Exercise:
Print the listing in its entirety and exactly, leaving out images.

--- start of Dataset content ---

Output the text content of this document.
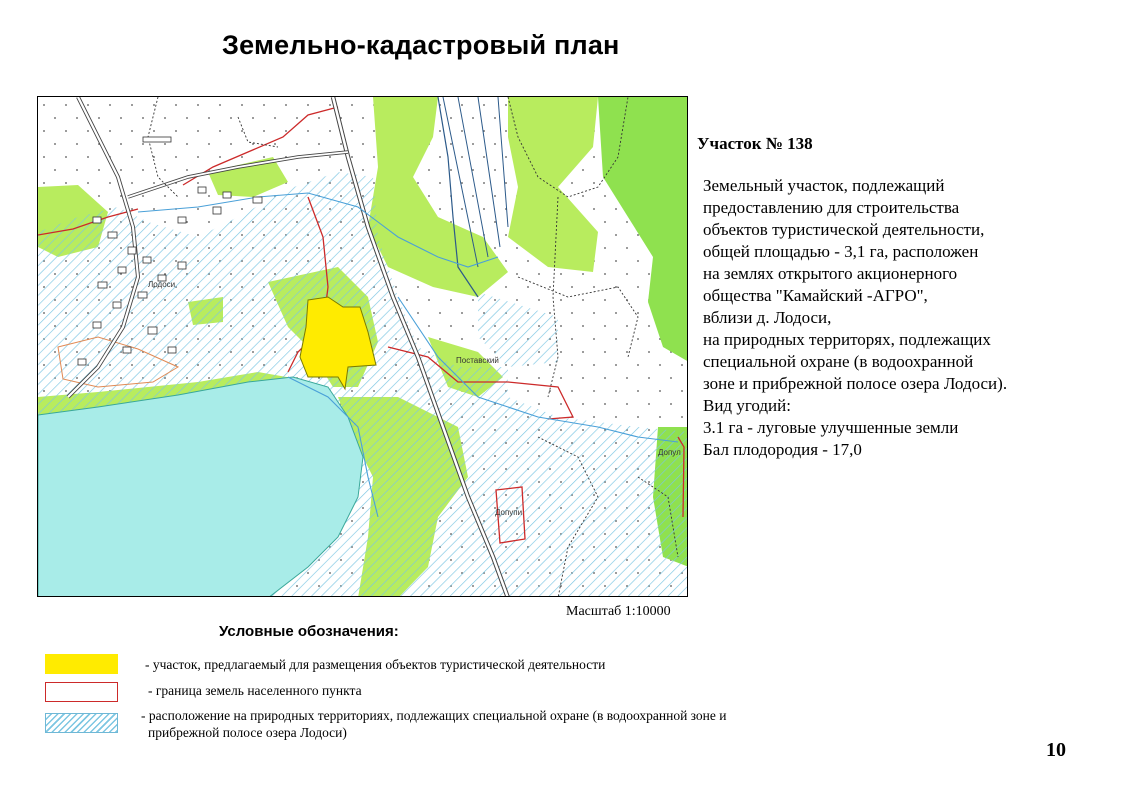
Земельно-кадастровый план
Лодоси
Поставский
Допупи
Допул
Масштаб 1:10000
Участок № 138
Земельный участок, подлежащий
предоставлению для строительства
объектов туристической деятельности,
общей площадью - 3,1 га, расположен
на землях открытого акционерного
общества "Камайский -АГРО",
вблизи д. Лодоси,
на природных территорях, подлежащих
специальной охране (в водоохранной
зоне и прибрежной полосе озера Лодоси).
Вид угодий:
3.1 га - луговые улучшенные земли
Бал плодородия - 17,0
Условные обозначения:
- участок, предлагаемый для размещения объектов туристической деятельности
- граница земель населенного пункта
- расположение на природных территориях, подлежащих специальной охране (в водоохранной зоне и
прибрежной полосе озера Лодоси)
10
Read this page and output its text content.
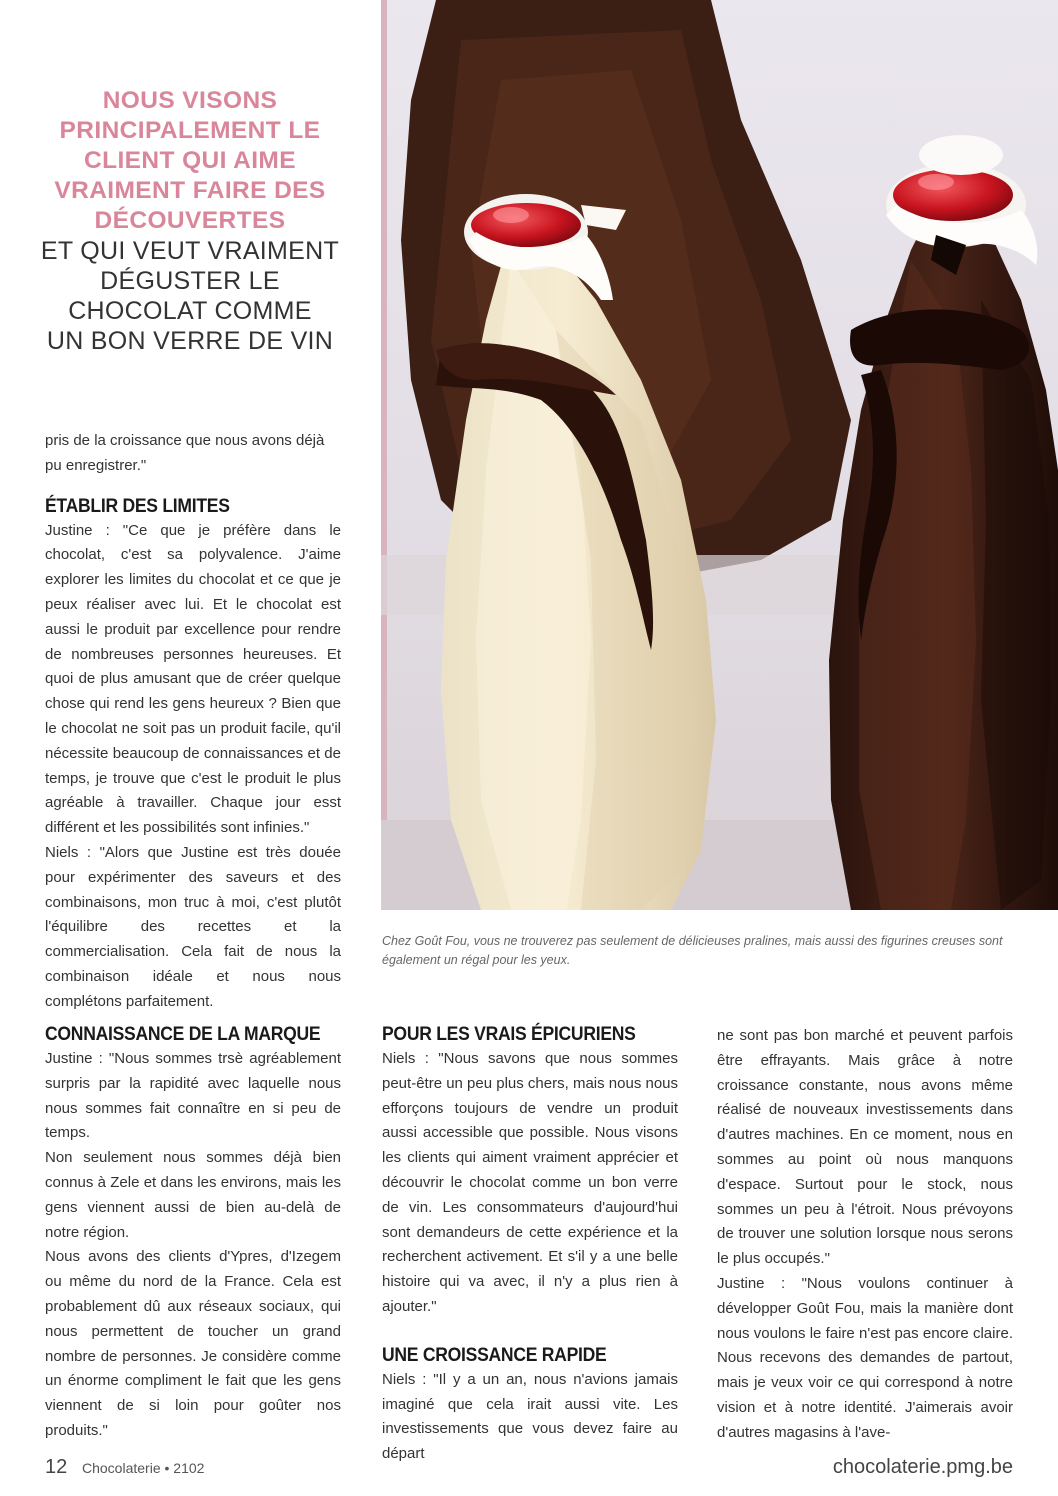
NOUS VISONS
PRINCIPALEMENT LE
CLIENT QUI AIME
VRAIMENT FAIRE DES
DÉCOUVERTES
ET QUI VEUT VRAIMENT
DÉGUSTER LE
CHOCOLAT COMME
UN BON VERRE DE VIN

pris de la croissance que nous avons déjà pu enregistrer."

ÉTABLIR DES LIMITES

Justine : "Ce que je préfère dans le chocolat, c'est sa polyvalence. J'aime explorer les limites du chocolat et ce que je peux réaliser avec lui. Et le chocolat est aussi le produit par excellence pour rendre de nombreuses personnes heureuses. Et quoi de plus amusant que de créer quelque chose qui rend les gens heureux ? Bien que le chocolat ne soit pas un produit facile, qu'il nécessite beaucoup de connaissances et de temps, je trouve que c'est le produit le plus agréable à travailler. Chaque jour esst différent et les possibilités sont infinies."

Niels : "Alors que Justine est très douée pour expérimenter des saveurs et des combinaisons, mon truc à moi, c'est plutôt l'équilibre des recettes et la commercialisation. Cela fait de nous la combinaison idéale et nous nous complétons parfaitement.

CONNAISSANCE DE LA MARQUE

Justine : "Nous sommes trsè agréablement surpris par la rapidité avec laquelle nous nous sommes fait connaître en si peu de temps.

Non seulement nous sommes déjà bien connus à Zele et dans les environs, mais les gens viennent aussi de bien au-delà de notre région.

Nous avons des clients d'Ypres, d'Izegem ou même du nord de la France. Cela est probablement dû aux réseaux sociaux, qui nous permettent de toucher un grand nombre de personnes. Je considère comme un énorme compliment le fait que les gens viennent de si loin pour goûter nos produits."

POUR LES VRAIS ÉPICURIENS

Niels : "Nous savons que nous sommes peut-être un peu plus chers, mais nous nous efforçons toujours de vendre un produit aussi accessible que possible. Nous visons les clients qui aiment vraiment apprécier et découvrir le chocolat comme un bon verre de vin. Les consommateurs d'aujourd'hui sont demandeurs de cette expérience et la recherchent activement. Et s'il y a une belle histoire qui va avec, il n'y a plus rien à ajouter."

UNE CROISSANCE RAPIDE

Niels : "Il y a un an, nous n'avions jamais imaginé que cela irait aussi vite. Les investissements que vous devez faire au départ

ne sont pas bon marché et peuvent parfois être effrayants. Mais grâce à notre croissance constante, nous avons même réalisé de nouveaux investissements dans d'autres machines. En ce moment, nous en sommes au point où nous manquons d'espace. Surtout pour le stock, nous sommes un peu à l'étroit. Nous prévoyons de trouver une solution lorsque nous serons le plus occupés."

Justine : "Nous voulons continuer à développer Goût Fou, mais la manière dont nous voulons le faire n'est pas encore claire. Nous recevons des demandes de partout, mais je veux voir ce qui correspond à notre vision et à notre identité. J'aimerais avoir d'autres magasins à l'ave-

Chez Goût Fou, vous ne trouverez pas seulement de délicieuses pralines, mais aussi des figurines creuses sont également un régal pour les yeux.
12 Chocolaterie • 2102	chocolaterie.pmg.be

--- end of Dataset content ---

Full output:
Output the text content of this document.
Земельно-кадастровый план
Лодоси
Поставский
Допупи
Допул
Масштаб 1:10000
Участок № 138
Земельный участок, подлежащий
предоставлению для строительства
объектов туристической деятельности,
общей площадью - 3,1 га, расположен
на землях открытого акционерного
общества "Камайский -АГРО",
вблизи д. Лодоси,
на природных территорях, подлежащих
специальной охране (в водоохранной
зоне и прибрежной полосе озера Лодоси).
Вид угодий:
3.1 га - луговые улучшенные земли
Бал плодородия - 17,0
Условные обозначения:
- участок, предлагаемый для размещения объектов туристической деятельности
- граница земель населенного пункта
- расположение на природных территориях, подлежащих специальной охране (в водоохранной зоне и
прибрежной полосе озера Лодоси)
10
Read this page and output its text content.
NOUS VISONS
PRINCIPALEMENT LE
CLIENT QUI AIME
VRAIMENT FAIRE DES
DÉCOUVERTES
ET QUI VEUT VRAIMENT
DÉGUSTER LE
CHOCOLAT COMME
UN BON VERRE DE VIN

pris de la croissance que nous avons déjà pu enregistrer."

ÉTABLIR DES LIMITES

Justine : "Ce que je préfère dans le chocolat, c'est sa polyvalence. J'aime explorer les limites du chocolat et ce que je peux réaliser avec lui. Et le chocolat est aussi le produit par excellence pour rendre de nombreuses personnes heureuses. Et quoi de plus amusant que de créer quelque chose qui rend les gens heureux ? Bien que le chocolat ne soit pas un produit facile, qu'il nécessite beaucoup de connaissances et de temps, je trouve que c'est le produit le plus agréable à travailler. Chaque jour esst différent et les possibilités sont infinies."

Niels : "Alors que Justine est très douée pour expérimenter des saveurs et des combinaisons, mon truc à moi, c'est plutôt l'équilibre des recettes et la commercialisation. Cela fait de nous la combinaison idéale et nous nous complétons parfaitement.

CONNAISSANCE DE LA MARQUE

Justine : "Nous sommes trsè agréablement surpris par la rapidité avec laquelle nous nous sommes fait connaître en si peu de temps.

Non seulement nous sommes déjà bien connus à Zele et dans les environs, mais les gens viennent aussi de bien au-delà de notre région.

Nous avons des clients d'Ypres, d'Izegem ou même du nord de la France. Cela est probablement dû aux réseaux sociaux, qui nous permettent de toucher un grand nombre de personnes. Je considère comme un énorme compliment le fait que les gens viennent de si loin pour goûter nos produits."

POUR LES VRAIS ÉPICURIENS

Niels : "Nous savons que nous sommes peut-être un peu plus chers, mais nous nous efforçons toujours de vendre un produit aussi accessible que possible. Nous visons les clients qui aiment vraiment apprécier et découvrir le chocolat comme un bon verre de vin. Les consommateurs d'aujourd'hui sont demandeurs de cette expérience et la recherchent activement. Et s'il y a une belle histoire qui va avec, il n'y a plus rien à ajouter."

UNE CROISSANCE RAPIDE

Niels : "Il y a un an, nous n'avions jamais imaginé que cela irait aussi vite. Les investissements que vous devez faire au départ

ne sont pas bon marché et peuvent parfois être effrayants. Mais grâce à notre croissance constante, nous avons même réalisé de nouveaux investissements dans d'autres machines. En ce moment, nous en sommes au point où nous manquons d'espace. Surtout pour le stock, nous sommes un peu à l'étroit. Nous prévoyons de trouver une solution lorsque nous serons le plus occupés."

Justine : "Nous voulons continuer à développer Goût Fou, mais la manière dont nous voulons le faire n'est pas encore claire. Nous recevons des demandes de partout, mais je veux voir ce qui correspond à notre vision et à notre identité. J'aimerais avoir d'autres magasins à l'ave-

Chez Goût Fou, vous ne trouverez pas seulement de délicieuses pralines, mais aussi des figurines creuses sont également un régal pour les yeux.
12 Chocolaterie • 2102	chocolaterie.pmg.be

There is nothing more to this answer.